- **EXERCISE AIM**
Go through the listing and set it down exactly, leaving out its pictures.

● ● ● ● ● ● ●

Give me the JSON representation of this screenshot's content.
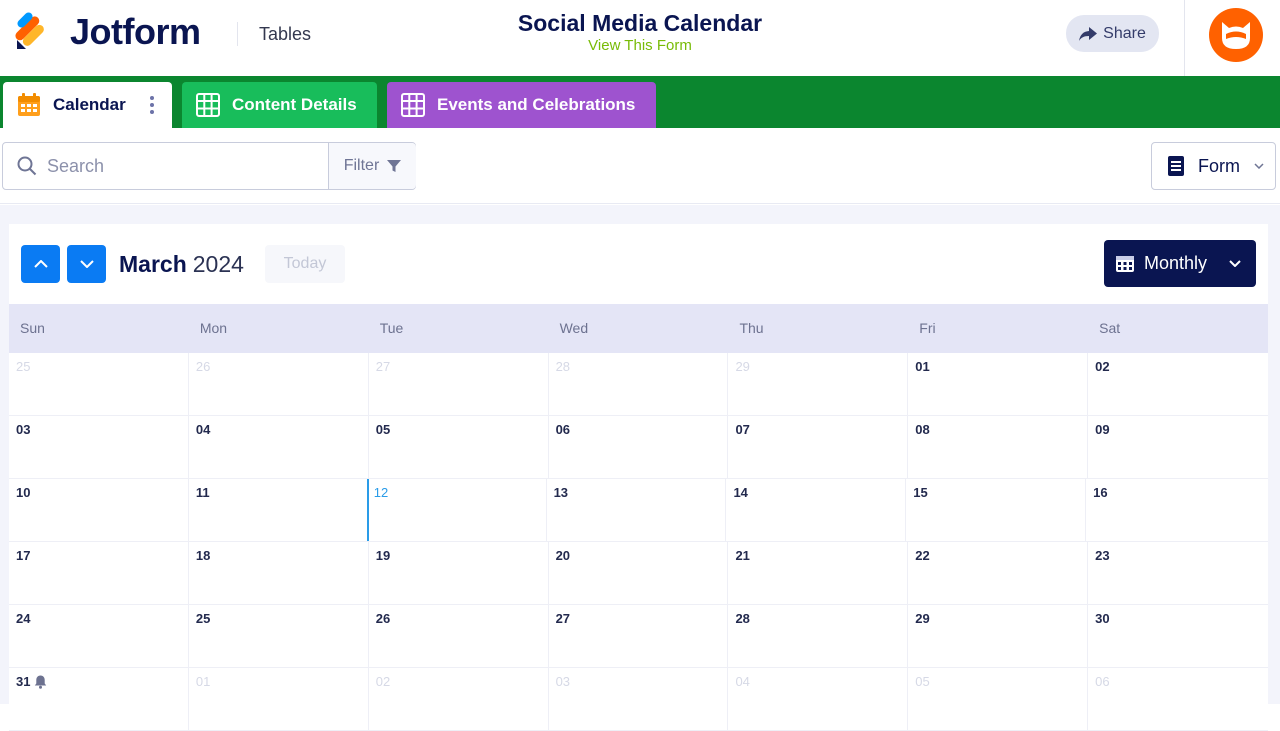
{
  "header": {
    "brand": "Jotform",
    "product": "Tables",
    "title": "Social Media Calendar",
    "view_form_link": "View This Form",
    "share_label": "Share"
  },
  "tabs": [
    {
      "label": "Calendar",
      "icon": "calendar-icon",
      "active": true
    },
    {
      "label": "Content Details",
      "icon": "grid-table-icon",
      "active": false
    },
    {
      "label": "Events and Celebrations",
      "icon": "grid-table-icon",
      "active": false
    }
  ],
  "toolbar": {
    "search_placeholder": "Search",
    "filter_label": "Filter",
    "form_label": "Form"
  },
  "calendar": {
    "month": "March",
    "year": "2024",
    "today_label": "Today",
    "view_label": "Monthly",
    "weekdays": [
      "Sun",
      "Mon",
      "Tue",
      "Wed",
      "Thu",
      "Fri",
      "Sat"
    ],
    "weeks": [
      [
        {
          "d": "25",
          "muted": true
        },
        {
          "d": "26",
          "muted": true
        },
        {
          "d": "27",
          "muted": true
        },
        {
          "d": "28",
          "muted": true
        },
        {
          "d": "29",
          "muted": true
        },
        {
          "d": "01"
        },
        {
          "d": "02"
        }
      ],
      [
        {
          "d": "03"
        },
        {
          "d": "04"
        },
        {
          "d": "05"
        },
        {
          "d": "06"
        },
        {
          "d": "07"
        },
        {
          "d": "08"
        },
        {
          "d": "09"
        }
      ],
      [
        {
          "d": "10"
        },
        {
          "d": "11"
        },
        {
          "d": "12",
          "today": true
        },
        {
          "d": "13"
        },
        {
          "d": "14"
        },
        {
          "d": "15"
        },
        {
          "d": "16"
        }
      ],
      [
        {
          "d": "17"
        },
        {
          "d": "18"
        },
        {
          "d": "19"
        },
        {
          "d": "20"
        },
        {
          "d": "21"
        },
        {
          "d": "22"
        },
        {
          "d": "23"
        }
      ],
      [
        {
          "d": "24"
        },
        {
          "d": "25"
        },
        {
          "d": "26"
        },
        {
          "d": "27"
        },
        {
          "d": "28"
        },
        {
          "d": "29"
        },
        {
          "d": "30"
        }
      ],
      [
        {
          "d": "31",
          "icon": "bell-icon"
        },
        {
          "d": "01",
          "muted": true
        },
        {
          "d": "02",
          "muted": true
        },
        {
          "d": "03",
          "muted": true
        },
        {
          "d": "04",
          "muted": true
        },
        {
          "d": "05",
          "muted": true
        },
        {
          "d": "06",
          "muted": true
        }
      ]
    ]
  },
  "colors": {
    "brand_navy": "#0a1551",
    "tab_bar_green": "#0b862f",
    "tab_content_green": "#18bd5b",
    "tab_events_purple": "#9e53cf",
    "nav_blue": "#0a7bf3",
    "avatar_orange": "#ff6100",
    "link_green": "#78bb07"
  }
}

● ● ● ● ● ● ●

- **THE SOLUTION**
Give me the JSON representation of this screenshot's content.
{
  "header": {
    "brand": "Jotform",
    "product": "Tables",
    "title": "Social Media Calendar",
    "view_form_link": "View This Form",
    "share_label": "Share"
  },
  "tabs": [
    {
      "label": "Calendar",
      "icon": "calendar-icon",
      "active": true
    },
    {
      "label": "Content Details",
      "icon": "grid-table-icon",
      "active": false
    },
    {
      "label": "Events and Celebrations",
      "icon": "grid-table-icon",
      "active": false
    }
  ],
  "toolbar": {
    "search_placeholder": "Search",
    "filter_label": "Filter",
    "form_label": "Form"
  },
  "calendar": {
    "month": "March",
    "year": "2024",
    "today_label": "Today",
    "view_label": "Monthly",
    "weekdays": [
      "Sun",
      "Mon",
      "Tue",
      "Wed",
      "Thu",
      "Fri",
      "Sat"
    ],
    "weeks": [
      [
        {
          "d": "25",
          "muted": true
        },
        {
          "d": "26",
          "muted": true
        },
        {
          "d": "27",
          "muted": true
        },
        {
          "d": "28",
          "muted": true
        },
        {
          "d": "29",
          "muted": true
        },
        {
          "d": "01"
        },
        {
          "d": "02"
        }
      ],
      [
        {
          "d": "03"
        },
        {
          "d": "04"
        },
        {
          "d": "05"
        },
        {
          "d": "06"
        },
        {
          "d": "07"
        },
        {
          "d": "08"
        },
        {
          "d": "09"
        }
      ],
      [
        {
          "d": "10"
        },
        {
          "d": "11"
        },
        {
          "d": "12",
          "today": true
        },
        {
          "d": "13"
        },
        {
          "d": "14"
        },
        {
          "d": "15"
        },
        {
          "d": "16"
        }
      ],
      [
        {
          "d": "17"
        },
        {
          "d": "18"
        },
        {
          "d": "19"
        },
        {
          "d": "20"
        },
        {
          "d": "21"
        },
        {
          "d": "22"
        },
        {
          "d": "23"
        }
      ],
      [
        {
          "d": "24"
        },
        {
          "d": "25"
        },
        {
          "d": "26"
        },
        {
          "d": "27"
        },
        {
          "d": "28"
        },
        {
          "d": "29"
        },
        {
          "d": "30"
        }
      ],
      [
        {
          "d": "31",
          "icon": "bell-icon"
        },
        {
          "d": "01",
          "muted": true
        },
        {
          "d": "02",
          "muted": true
        },
        {
          "d": "03",
          "muted": true
        },
        {
          "d": "04",
          "muted": true
        },
        {
          "d": "05",
          "muted": true
        },
        {
          "d": "06",
          "muted": true
        }
      ]
    ]
  },
  "colors": {
    "brand_navy": "#0a1551",
    "tab_bar_green": "#0b862f",
    "tab_content_green": "#18bd5b",
    "tab_events_purple": "#9e53cf",
    "nav_blue": "#0a7bf3",
    "avatar_orange": "#ff6100",
    "link_green": "#78bb07"
  }
}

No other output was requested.